- [Entries supplied]:
• • • • • • •

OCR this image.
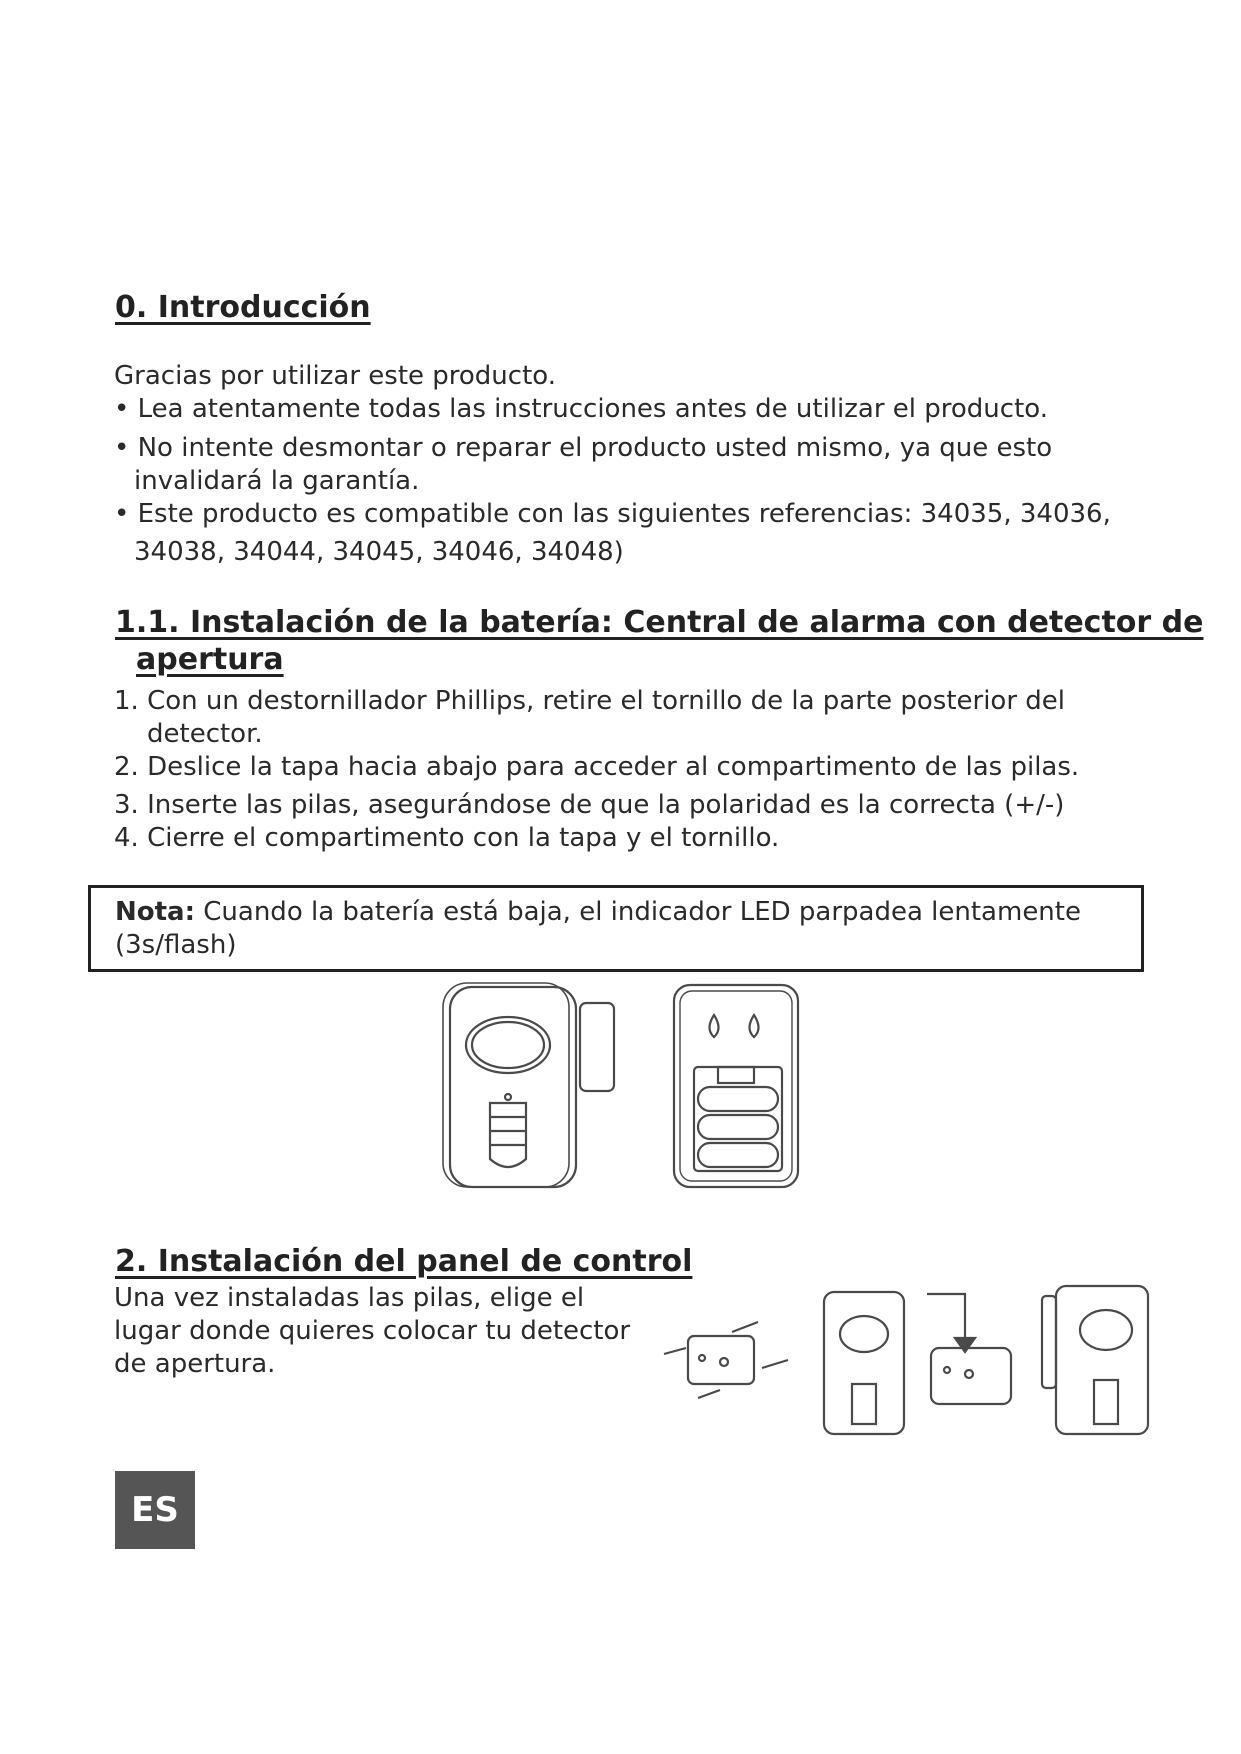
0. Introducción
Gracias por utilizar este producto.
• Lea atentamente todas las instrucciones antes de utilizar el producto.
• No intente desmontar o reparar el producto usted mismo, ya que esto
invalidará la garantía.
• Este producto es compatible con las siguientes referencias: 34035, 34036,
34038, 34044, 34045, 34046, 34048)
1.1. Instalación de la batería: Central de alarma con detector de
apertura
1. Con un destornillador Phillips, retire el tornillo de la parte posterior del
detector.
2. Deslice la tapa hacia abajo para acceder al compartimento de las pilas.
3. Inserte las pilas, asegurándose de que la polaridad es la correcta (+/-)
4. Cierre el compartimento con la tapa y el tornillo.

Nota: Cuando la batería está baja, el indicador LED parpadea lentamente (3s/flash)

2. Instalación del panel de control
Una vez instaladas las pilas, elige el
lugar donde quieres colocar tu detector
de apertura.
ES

• • • • • • •

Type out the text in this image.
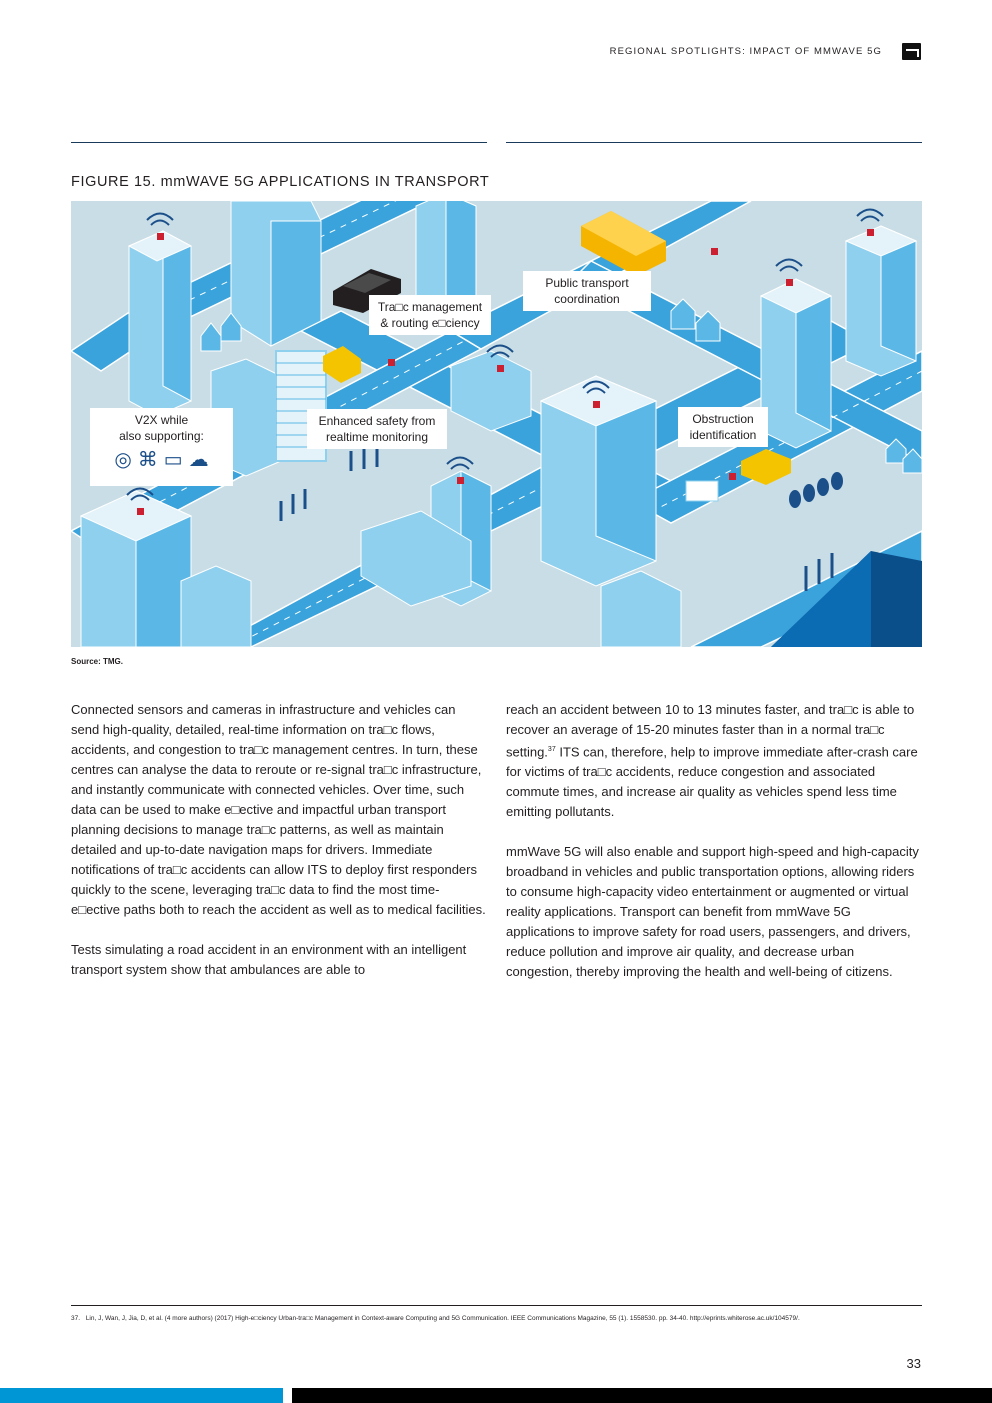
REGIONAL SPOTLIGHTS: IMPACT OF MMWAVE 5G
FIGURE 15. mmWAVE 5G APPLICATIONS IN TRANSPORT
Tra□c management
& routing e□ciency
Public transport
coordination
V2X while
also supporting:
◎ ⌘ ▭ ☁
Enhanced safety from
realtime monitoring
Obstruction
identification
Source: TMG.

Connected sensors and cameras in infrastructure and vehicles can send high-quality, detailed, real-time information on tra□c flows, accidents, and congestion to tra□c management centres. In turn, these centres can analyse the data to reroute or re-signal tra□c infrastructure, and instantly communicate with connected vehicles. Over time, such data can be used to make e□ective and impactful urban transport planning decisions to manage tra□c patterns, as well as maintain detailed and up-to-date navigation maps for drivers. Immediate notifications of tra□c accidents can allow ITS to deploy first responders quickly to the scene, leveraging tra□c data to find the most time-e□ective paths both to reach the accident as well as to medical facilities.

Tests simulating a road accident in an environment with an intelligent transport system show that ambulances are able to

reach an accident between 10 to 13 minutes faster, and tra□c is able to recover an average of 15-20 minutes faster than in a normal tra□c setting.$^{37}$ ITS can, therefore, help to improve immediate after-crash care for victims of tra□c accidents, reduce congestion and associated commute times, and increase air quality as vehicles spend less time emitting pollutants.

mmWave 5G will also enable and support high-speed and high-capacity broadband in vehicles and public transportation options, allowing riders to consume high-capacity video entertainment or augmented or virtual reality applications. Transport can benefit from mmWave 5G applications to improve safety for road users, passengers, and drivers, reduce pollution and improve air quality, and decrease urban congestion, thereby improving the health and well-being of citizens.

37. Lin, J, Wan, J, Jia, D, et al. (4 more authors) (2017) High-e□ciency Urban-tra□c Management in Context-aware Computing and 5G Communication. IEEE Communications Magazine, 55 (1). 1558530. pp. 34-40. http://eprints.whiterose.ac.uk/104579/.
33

• • • • • • •

- [Aim of the task]:
Only lines with the string "drivers" belong in your answer; copy each one.

- [Correct answer]:
Connected sensors and cameras in infrastructure and vehicles can send high-quality, detailed, real-time information on tra□c flows, accidents, and congestion to tra□c management centres. In turn, these centres can analyse the data to reroute or re-signal tra□c infrastructure, and instantly communicate with connected vehicles. Over time, such data can be used to make e□ective and impactful urban transport planning decisions to manage tra□c patterns, as well as maintain detailed and up-to-date navigation maps for drivers. Immediate notifications of tra□c accidents can allow ITS to deploy first responders quickly to the scene, leveraging tra□c data to find the most time-e□ective paths both to reach the accident as well as to medical facilities.
mmWave 5G will also enable and support high-speed and high-capacity broadband in vehicles and public transportation options, allowing riders to consume high-capacity video entertainment or augmented or virtual reality applications. Transport can benefit from mmWave 5G applications to improve safety for road users, passengers, and drivers, reduce pollution and improve air quality, and decrease urban congestion, thereby improving the health and well-being of citizens.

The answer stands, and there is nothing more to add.